_WHAT YOU HAVE TO DO_
Transcribe the records in full, keeping every character as it is.

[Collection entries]
^^^^^^^^^^^^^^^^

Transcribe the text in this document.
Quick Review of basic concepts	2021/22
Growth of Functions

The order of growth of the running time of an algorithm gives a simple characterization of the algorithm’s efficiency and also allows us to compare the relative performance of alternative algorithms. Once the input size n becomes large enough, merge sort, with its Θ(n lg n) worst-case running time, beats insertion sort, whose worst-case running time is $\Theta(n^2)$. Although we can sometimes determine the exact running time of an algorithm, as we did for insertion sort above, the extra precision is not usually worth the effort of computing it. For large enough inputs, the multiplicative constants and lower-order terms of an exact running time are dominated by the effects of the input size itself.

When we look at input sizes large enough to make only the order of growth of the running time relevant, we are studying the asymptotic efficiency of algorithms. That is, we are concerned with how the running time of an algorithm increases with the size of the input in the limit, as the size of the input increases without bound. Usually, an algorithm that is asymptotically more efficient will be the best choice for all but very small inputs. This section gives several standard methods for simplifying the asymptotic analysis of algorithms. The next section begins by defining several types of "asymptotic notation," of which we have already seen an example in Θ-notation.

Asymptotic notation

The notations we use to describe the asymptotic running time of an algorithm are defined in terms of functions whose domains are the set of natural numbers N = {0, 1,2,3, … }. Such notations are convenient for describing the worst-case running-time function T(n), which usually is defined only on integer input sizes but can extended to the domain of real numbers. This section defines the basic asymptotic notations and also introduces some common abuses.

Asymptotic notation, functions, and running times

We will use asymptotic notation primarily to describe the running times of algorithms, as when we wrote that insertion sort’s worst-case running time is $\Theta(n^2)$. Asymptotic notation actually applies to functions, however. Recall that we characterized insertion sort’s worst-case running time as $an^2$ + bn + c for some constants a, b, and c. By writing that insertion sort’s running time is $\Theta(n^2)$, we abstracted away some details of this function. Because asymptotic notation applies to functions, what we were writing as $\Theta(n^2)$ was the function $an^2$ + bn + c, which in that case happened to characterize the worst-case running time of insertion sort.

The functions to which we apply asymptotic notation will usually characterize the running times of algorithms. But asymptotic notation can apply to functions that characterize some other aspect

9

^^^^^^^^^^^^^^^^

_EXERCISE RESULT_
Transcribe the text in this document.
Quick Review of basic concepts	2021/22
Growth of Functions

The order of growth of the running time of an algorithm gives a simple characterization of the algorithm’s efficiency and also allows us to compare the relative performance of alternative algorithms. Once the input size n becomes large enough, merge sort, with its Θ(n lg n) worst-case running time, beats insertion sort, whose worst-case running time is $\Theta(n^2)$. Although we can sometimes determine the exact running time of an algorithm, as we did for insertion sort above, the extra precision is not usually worth the effort of computing it. For large enough inputs, the multiplicative constants and lower-order terms of an exact running time are dominated by the effects of the input size itself.

When we look at input sizes large enough to make only the order of growth of the running time relevant, we are studying the asymptotic efficiency of algorithms. That is, we are concerned with how the running time of an algorithm increases with the size of the input in the limit, as the size of the input increases without bound. Usually, an algorithm that is asymptotically more efficient will be the best choice for all but very small inputs. This section gives several standard methods for simplifying the asymptotic analysis of algorithms. The next section begins by defining several types of "asymptotic notation," of which we have already seen an example in Θ-notation.

Asymptotic notation

The notations we use to describe the asymptotic running time of an algorithm are defined in terms of functions whose domains are the set of natural numbers N = {0, 1,2,3, … }. Such notations are convenient for describing the worst-case running-time function T(n), which usually is defined only on integer input sizes but can extended to the domain of real numbers. This section defines the basic asymptotic notations and also introduces some common abuses.

Asymptotic notation, functions, and running times

We will use asymptotic notation primarily to describe the running times of algorithms, as when we wrote that insertion sort’s worst-case running time is $\Theta(n^2)$. Asymptotic notation actually applies to functions, however. Recall that we characterized insertion sort’s worst-case running time as $an^2$ + bn + c for some constants a, b, and c. By writing that insertion sort’s running time is $\Theta(n^2)$, we abstracted away some details of this function. Because asymptotic notation applies to functions, what we were writing as $\Theta(n^2)$ was the function $an^2$ + bn + c, which in that case happened to characterize the worst-case running time of insertion sort.

The functions to which we apply asymptotic notation will usually characterize the running times of algorithms. But asymptotic notation can apply to functions that characterize some other aspect

9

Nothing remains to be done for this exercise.